Task to complete: Return the whole listing, line for line, without the pictures in it.

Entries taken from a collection
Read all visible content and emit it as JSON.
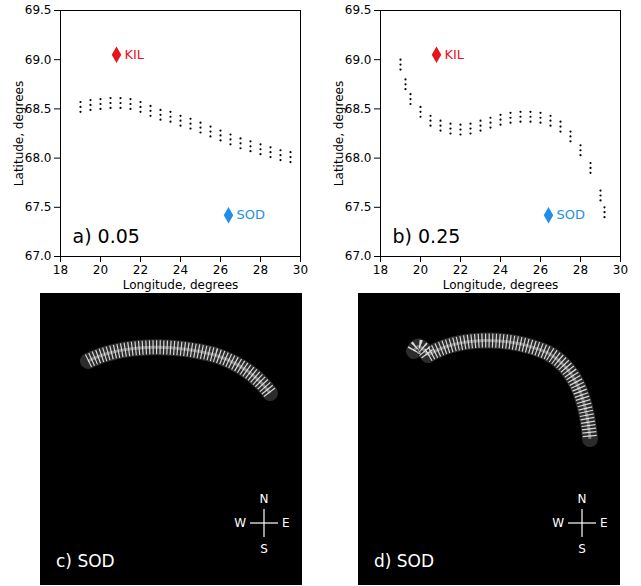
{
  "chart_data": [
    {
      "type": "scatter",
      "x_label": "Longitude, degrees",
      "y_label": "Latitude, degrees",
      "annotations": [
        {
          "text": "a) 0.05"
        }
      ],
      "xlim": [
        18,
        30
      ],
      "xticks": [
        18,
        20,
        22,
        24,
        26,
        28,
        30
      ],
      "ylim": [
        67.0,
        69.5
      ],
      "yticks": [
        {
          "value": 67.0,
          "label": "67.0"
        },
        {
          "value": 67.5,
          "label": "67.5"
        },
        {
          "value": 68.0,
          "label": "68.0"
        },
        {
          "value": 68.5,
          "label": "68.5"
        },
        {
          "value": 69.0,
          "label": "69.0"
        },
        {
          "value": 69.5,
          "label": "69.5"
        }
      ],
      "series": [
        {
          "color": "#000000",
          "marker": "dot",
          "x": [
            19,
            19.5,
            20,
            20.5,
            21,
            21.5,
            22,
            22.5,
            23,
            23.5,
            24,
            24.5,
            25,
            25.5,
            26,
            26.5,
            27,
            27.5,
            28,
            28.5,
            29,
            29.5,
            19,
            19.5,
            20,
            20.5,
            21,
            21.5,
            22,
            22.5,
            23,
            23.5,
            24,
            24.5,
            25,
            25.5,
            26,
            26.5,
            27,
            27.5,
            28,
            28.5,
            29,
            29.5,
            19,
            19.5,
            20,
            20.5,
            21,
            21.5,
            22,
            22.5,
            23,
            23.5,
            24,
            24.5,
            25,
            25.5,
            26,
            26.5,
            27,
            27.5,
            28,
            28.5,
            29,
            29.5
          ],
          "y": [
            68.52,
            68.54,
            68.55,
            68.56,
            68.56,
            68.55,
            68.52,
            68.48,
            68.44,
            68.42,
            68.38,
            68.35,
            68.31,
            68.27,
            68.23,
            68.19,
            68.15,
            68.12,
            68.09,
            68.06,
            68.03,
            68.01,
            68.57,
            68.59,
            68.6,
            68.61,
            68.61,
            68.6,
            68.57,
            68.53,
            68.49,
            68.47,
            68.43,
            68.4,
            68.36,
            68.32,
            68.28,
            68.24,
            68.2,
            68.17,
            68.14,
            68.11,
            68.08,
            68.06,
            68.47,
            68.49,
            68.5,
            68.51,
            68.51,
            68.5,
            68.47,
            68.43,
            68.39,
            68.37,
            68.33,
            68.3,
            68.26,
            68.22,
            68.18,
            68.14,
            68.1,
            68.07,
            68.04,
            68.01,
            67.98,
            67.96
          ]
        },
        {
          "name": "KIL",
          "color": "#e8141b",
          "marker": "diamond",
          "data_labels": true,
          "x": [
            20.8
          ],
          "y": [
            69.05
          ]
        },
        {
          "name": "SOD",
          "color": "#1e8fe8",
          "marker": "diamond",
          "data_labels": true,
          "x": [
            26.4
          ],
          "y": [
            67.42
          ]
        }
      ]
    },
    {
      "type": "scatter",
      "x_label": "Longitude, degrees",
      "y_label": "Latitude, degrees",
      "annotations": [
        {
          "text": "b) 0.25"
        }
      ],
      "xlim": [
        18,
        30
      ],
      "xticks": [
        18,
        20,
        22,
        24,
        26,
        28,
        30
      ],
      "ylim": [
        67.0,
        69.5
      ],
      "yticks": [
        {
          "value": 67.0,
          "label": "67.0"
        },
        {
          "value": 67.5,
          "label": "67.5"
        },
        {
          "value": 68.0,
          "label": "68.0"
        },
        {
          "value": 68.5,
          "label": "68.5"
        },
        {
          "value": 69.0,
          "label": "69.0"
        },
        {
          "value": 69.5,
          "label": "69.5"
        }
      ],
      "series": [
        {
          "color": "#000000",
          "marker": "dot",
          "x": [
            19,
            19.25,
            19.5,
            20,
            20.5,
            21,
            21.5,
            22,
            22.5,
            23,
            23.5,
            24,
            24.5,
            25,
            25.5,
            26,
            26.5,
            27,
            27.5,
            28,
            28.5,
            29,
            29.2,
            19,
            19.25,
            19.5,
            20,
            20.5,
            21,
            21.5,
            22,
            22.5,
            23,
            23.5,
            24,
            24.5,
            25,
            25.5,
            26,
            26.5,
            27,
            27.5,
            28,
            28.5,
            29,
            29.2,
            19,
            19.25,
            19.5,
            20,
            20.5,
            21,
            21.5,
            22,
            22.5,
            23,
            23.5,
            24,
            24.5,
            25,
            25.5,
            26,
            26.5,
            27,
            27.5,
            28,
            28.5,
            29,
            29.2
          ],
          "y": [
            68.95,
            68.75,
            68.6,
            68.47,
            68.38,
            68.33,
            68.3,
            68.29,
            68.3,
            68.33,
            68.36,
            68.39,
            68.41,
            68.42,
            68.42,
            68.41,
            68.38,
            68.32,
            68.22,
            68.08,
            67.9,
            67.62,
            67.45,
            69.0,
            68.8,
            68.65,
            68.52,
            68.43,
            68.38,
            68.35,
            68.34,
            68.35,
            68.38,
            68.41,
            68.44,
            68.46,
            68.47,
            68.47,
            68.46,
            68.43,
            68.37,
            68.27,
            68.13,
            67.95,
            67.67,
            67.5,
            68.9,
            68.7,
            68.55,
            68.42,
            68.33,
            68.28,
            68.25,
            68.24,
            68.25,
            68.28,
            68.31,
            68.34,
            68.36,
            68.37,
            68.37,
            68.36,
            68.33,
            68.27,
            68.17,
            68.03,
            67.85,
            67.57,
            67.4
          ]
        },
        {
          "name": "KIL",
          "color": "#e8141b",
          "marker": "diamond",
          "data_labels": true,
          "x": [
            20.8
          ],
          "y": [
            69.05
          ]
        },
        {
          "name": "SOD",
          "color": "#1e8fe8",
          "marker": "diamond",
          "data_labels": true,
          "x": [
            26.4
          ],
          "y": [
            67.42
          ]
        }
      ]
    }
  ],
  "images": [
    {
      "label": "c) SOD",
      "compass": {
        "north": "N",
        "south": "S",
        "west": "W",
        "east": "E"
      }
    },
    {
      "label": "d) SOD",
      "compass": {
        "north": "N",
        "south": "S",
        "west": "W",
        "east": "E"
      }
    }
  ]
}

Response for this exercise:
Read all visible content and emit it as JSON.
{
  "chart_data": [
    {
      "type": "scatter",
      "x_label": "Longitude, degrees",
      "y_label": "Latitude, degrees",
      "annotations": [
        {
          "text": "a) 0.05"
        }
      ],
      "xlim": [
        18,
        30
      ],
      "xticks": [
        18,
        20,
        22,
        24,
        26,
        28,
        30
      ],
      "ylim": [
        67.0,
        69.5
      ],
      "yticks": [
        {
          "value": 67.0,
          "label": "67.0"
        },
        {
          "value": 67.5,
          "label": "67.5"
        },
        {
          "value": 68.0,
          "label": "68.0"
        },
        {
          "value": 68.5,
          "label": "68.5"
        },
        {
          "value": 69.0,
          "label": "69.0"
        },
        {
          "value": 69.5,
          "label": "69.5"
        }
      ],
      "series": [
        {
          "color": "#000000",
          "marker": "dot",
          "x": [
            19,
            19.5,
            20,
            20.5,
            21,
            21.5,
            22,
            22.5,
            23,
            23.5,
            24,
            24.5,
            25,
            25.5,
            26,
            26.5,
            27,
            27.5,
            28,
            28.5,
            29,
            29.5,
            19,
            19.5,
            20,
            20.5,
            21,
            21.5,
            22,
            22.5,
            23,
            23.5,
            24,
            24.5,
            25,
            25.5,
            26,
            26.5,
            27,
            27.5,
            28,
            28.5,
            29,
            29.5,
            19,
            19.5,
            20,
            20.5,
            21,
            21.5,
            22,
            22.5,
            23,
            23.5,
            24,
            24.5,
            25,
            25.5,
            26,
            26.5,
            27,
            27.5,
            28,
            28.5,
            29,
            29.5
          ],
          "y": [
            68.52,
            68.54,
            68.55,
            68.56,
            68.56,
            68.55,
            68.52,
            68.48,
            68.44,
            68.42,
            68.38,
            68.35,
            68.31,
            68.27,
            68.23,
            68.19,
            68.15,
            68.12,
            68.09,
            68.06,
            68.03,
            68.01,
            68.57,
            68.59,
            68.6,
            68.61,
            68.61,
            68.6,
            68.57,
            68.53,
            68.49,
            68.47,
            68.43,
            68.4,
            68.36,
            68.32,
            68.28,
            68.24,
            68.2,
            68.17,
            68.14,
            68.11,
            68.08,
            68.06,
            68.47,
            68.49,
            68.5,
            68.51,
            68.51,
            68.5,
            68.47,
            68.43,
            68.39,
            68.37,
            68.33,
            68.3,
            68.26,
            68.22,
            68.18,
            68.14,
            68.1,
            68.07,
            68.04,
            68.01,
            67.98,
            67.96
          ]
        },
        {
          "name": "KIL",
          "color": "#e8141b",
          "marker": "diamond",
          "data_labels": true,
          "x": [
            20.8
          ],
          "y": [
            69.05
          ]
        },
        {
          "name": "SOD",
          "color": "#1e8fe8",
          "marker": "diamond",
          "data_labels": true,
          "x": [
            26.4
          ],
          "y": [
            67.42
          ]
        }
      ]
    },
    {
      "type": "scatter",
      "x_label": "Longitude, degrees",
      "y_label": "Latitude, degrees",
      "annotations": [
        {
          "text": "b) 0.25"
        }
      ],
      "xlim": [
        18,
        30
      ],
      "xticks": [
        18,
        20,
        22,
        24,
        26,
        28,
        30
      ],
      "ylim": [
        67.0,
        69.5
      ],
      "yticks": [
        {
          "value": 67.0,
          "label": "67.0"
        },
        {
          "value": 67.5,
          "label": "67.5"
        },
        {
          "value": 68.0,
          "label": "68.0"
        },
        {
          "value": 68.5,
          "label": "68.5"
        },
        {
          "value": 69.0,
          "label": "69.0"
        },
        {
          "value": 69.5,
          "label": "69.5"
        }
      ],
      "series": [
        {
          "color": "#000000",
          "marker": "dot",
          "x": [
            19,
            19.25,
            19.5,
            20,
            20.5,
            21,
            21.5,
            22,
            22.5,
            23,
            23.5,
            24,
            24.5,
            25,
            25.5,
            26,
            26.5,
            27,
            27.5,
            28,
            28.5,
            29,
            29.2,
            19,
            19.25,
            19.5,
            20,
            20.5,
            21,
            21.5,
            22,
            22.5,
            23,
            23.5,
            24,
            24.5,
            25,
            25.5,
            26,
            26.5,
            27,
            27.5,
            28,
            28.5,
            29,
            29.2,
            19,
            19.25,
            19.5,
            20,
            20.5,
            21,
            21.5,
            22,
            22.5,
            23,
            23.5,
            24,
            24.5,
            25,
            25.5,
            26,
            26.5,
            27,
            27.5,
            28,
            28.5,
            29,
            29.2
          ],
          "y": [
            68.95,
            68.75,
            68.6,
            68.47,
            68.38,
            68.33,
            68.3,
            68.29,
            68.3,
            68.33,
            68.36,
            68.39,
            68.41,
            68.42,
            68.42,
            68.41,
            68.38,
            68.32,
            68.22,
            68.08,
            67.9,
            67.62,
            67.45,
            69.0,
            68.8,
            68.65,
            68.52,
            68.43,
            68.38,
            68.35,
            68.34,
            68.35,
            68.38,
            68.41,
            68.44,
            68.46,
            68.47,
            68.47,
            68.46,
            68.43,
            68.37,
            68.27,
            68.13,
            67.95,
            67.67,
            67.5,
            68.9,
            68.7,
            68.55,
            68.42,
            68.33,
            68.28,
            68.25,
            68.24,
            68.25,
            68.28,
            68.31,
            68.34,
            68.36,
            68.37,
            68.37,
            68.36,
            68.33,
            68.27,
            68.17,
            68.03,
            67.85,
            67.57,
            67.4
          ]
        },
        {
          "name": "KIL",
          "color": "#e8141b",
          "marker": "diamond",
          "data_labels": true,
          "x": [
            20.8
          ],
          "y": [
            69.05
          ]
        },
        {
          "name": "SOD",
          "color": "#1e8fe8",
          "marker": "diamond",
          "data_labels": true,
          "x": [
            26.4
          ],
          "y": [
            67.42
          ]
        }
      ]
    }
  ],
  "images": [
    {
      "label": "c) SOD",
      "compass": {
        "north": "N",
        "south": "S",
        "west": "W",
        "east": "E"
      }
    },
    {
      "label": "d) SOD",
      "compass": {
        "north": "N",
        "south": "S",
        "west": "W",
        "east": "E"
      }
    }
  ]
}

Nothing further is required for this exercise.